■ Exercise ■
Pull out every line from the listing that has the word "score".

■ Given data ■
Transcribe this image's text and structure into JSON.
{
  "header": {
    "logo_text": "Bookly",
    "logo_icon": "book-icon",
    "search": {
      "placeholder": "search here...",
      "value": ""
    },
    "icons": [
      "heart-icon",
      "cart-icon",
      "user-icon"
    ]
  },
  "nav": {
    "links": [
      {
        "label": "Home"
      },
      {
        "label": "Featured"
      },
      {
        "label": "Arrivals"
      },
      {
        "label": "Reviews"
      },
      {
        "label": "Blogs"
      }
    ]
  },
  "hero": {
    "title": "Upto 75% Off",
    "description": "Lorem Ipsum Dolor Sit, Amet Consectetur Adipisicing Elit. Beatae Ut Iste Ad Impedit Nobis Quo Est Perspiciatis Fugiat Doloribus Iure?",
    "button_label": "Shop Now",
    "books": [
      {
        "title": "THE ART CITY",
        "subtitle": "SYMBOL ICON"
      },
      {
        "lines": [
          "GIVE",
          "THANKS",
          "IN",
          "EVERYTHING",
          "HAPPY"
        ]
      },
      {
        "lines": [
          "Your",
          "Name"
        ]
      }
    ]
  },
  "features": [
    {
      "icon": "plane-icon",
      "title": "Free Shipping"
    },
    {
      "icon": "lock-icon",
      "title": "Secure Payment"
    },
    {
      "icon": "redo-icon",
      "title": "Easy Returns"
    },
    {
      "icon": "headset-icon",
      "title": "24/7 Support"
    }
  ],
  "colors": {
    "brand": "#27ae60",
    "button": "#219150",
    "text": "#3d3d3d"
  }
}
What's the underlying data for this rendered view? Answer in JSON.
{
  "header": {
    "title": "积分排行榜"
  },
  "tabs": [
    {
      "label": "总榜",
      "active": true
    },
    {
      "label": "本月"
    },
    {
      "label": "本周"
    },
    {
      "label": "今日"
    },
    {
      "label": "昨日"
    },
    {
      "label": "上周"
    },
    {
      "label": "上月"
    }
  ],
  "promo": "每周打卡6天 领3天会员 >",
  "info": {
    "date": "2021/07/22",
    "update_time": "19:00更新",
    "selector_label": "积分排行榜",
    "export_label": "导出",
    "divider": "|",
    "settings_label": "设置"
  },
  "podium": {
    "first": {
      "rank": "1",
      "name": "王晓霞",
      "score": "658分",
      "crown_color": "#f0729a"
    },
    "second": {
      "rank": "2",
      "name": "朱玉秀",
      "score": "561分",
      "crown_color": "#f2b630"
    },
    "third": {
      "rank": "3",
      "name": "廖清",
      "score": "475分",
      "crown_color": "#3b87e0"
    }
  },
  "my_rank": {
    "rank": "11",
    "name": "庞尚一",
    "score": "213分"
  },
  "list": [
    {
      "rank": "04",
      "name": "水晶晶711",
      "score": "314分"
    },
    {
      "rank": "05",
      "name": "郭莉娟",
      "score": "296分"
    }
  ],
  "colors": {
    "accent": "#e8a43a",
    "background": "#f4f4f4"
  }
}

■ In response ■
      "score": "658分",
      "score": "561分",
      "score": "475分",
    "score": "213分"
      "score": "314分"
      "score": "296分"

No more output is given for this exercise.